水野先生:そういうこともあって、ベースキャンプを作らなければいけないと思ったのと、そのボランティアバスで来て参加した人は社協に入れるけども、それ以外は団体であれば受け付けますが、個人は受け付けないとされていて、これは今までの震災ではなかったとボランティアの方から聞きました。
県が統制しようとしたんですね。そういうことがあって、我々は「ボラキャンすず」に滞在した人は、「ボラキャンすず」のチームとして社協に入るという形を取って受け入れてもらったので、ボランティアの方は何も心配せずに、とりあえず食料とか持って来れば滞在ができて活動できるという形になったわけです。

りす:ハードルを下げるという、調整役をされたということですよね。
ボランティアはどんなような方が来られていましたか。

水野先生:平均年齢見たら、50代になるんじゃないかな。
やっぱりリタイアされて時間に余裕のある方が多いですね。
正確にはわからないですけども、延べ1万5千人くらいのボランティアがボラキャンに入っています。
社協にも入りますし、ボラキャン独自の案件もあるので、そこにメンバーが行くという形になっています。
延べ1万5千人ですが、実質は、千数百人の方が何度も通ってくださっている。
あるいは、1週間〜2週間滞在されているということですけれど全国47都道府県全てからいらっしゃっています。
能登半島の先端までわざわざ来てくださるということには驚きです。

りす:はい。でも場所があったから、ボランティアに行きやすくなったというのはきっとありますよね。

水野先生:そう思います。もっと近場の七尾市や輪島市の方が行きやすいですが、やっぱりベースキャンプとしてテントが張ってあるというところが良かったんだと思います。
========
取り組む課題
[1] ボラキャンすずについてのインタビューのうち、「やっぱりリタイアされて時間に余裕のある方が多いですね。」から「能登半島の先端までわざわざ来てくださるということには驚きです。」までの部分を、一字一句そのまま打ち直してもらえますか。
[2] ボラキャンすずについてのインタビューを、最後の発言の後から書き継いでもらえますか。
この後に続く資料は、本文とは別の出典から取られたものです。
========
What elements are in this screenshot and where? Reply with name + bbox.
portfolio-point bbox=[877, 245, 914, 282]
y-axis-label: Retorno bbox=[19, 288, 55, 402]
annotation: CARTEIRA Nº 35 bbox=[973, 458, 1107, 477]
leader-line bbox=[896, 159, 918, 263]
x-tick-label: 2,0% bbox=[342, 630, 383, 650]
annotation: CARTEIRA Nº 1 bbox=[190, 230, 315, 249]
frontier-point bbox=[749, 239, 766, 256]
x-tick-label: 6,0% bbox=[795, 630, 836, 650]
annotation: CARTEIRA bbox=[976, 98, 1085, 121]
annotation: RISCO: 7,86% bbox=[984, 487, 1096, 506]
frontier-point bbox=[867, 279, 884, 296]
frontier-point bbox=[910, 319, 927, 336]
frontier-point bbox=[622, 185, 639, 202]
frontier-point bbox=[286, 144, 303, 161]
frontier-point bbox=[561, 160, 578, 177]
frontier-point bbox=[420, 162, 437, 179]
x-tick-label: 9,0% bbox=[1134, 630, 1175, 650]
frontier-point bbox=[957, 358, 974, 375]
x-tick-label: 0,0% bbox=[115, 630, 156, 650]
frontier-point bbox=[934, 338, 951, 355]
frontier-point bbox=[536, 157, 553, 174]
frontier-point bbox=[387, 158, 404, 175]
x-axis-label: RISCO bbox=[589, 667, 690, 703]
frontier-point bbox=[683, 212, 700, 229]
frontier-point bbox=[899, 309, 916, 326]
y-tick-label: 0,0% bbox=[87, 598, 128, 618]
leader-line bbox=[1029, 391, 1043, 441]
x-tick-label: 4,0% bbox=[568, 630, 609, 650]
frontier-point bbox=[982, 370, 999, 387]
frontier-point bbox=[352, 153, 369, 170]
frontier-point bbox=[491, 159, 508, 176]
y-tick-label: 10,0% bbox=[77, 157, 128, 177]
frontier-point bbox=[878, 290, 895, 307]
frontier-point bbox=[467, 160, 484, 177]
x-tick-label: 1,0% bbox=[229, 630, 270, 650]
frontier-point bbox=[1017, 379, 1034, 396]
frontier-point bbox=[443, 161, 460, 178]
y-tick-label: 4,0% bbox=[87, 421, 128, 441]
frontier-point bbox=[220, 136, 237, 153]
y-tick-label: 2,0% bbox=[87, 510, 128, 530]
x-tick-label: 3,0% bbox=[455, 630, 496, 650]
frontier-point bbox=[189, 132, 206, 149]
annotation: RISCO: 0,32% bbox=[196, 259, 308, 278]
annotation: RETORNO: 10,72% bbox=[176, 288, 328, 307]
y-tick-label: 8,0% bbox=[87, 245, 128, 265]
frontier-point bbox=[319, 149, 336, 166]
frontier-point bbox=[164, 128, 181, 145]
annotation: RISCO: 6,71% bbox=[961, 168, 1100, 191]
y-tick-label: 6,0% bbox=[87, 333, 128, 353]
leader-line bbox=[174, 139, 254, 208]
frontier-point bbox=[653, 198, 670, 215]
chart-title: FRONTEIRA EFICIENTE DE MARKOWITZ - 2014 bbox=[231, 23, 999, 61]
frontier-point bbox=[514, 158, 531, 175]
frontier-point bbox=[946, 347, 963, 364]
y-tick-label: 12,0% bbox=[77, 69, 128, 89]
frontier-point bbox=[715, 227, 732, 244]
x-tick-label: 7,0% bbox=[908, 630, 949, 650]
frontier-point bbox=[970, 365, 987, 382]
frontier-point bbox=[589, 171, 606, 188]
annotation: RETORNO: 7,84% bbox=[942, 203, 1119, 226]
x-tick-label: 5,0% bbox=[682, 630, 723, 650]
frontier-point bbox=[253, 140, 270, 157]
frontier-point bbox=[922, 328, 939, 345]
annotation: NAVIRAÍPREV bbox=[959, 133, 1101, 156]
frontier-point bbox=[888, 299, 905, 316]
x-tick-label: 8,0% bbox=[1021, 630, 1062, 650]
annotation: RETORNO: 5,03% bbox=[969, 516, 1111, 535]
========
課題別の解答
[1]
やっぱりリタイアされて時間に余裕のある方が多いですね。
正確にはわからないですけども、延べ1万5千人くらいのボランティアがボラキャンに入っています。
社協にも入りますし、ボラキャン独自の案件もあるので、そこにメンバーが行くという形になっています。
延べ1万5千人ですが、実質は、千数百人の方が何度も通ってくださっている。
あるいは、1週間〜2週間滞在されているということですけれど全国47都道府県全てからいらっしゃっています。
能登半島の先端までわざわざ来てくださるということには驚きです。

[2]
りす:そうですね。口コミがすごかったんですよ。
もう「ボラキャンすず」を知らないボランティアはいないみたいな感じで、能登半島支援で水野先生の名前を知らなければモグリだというくらい、その界隈では有名な先生です。

ボランティアに参加された方の声や先生が伝えたいこと

りす:では、ボランティアに来られた方達が実際にされた仕事やどのような声があったか。
それから先生がこれからどこかが被災した時に伝えたい経験などがあればまとめていただければと思います。

水野先生:活動はいろいろあります。
炊き出しのお手伝いもあるし、9月に豪雨の災害があって土砂の流入がありました。
そのため泥出しも結構長く続きました。
いろいろな形で現場に入ってもらって、被災者からありがとうと言われるので、ボランティアの方は心が洗われると仰っていたのが印象的ですよね。
それとやっぱりボランティアセンターという社協は1回限りなので、継続がなく、被災者の方とのコミュニケーションが取りにくいんですけれども…。
我々の現場はもう何度も通ったりして、地元の方、いわゆる被災者の方やあるいは飲食店経営されている方々とのつながりがすごくできている。
これが今回の大きな特徴だと思います。
そういう形の方が望ましいのではないかなと思いますし、ボラキャンは一つのモデル、プロトタイプとして、今後の被災地でこれを真似てもらうというか、利用してもらうようなこともぜひしてもらいたいと思っています。


りす:はい。ありがとうございます。
このお話はまた来週もじっくり深くお聞きしたいので、水野先生、来週もよろしくお願いします。

水野先生:よろしくお願いします。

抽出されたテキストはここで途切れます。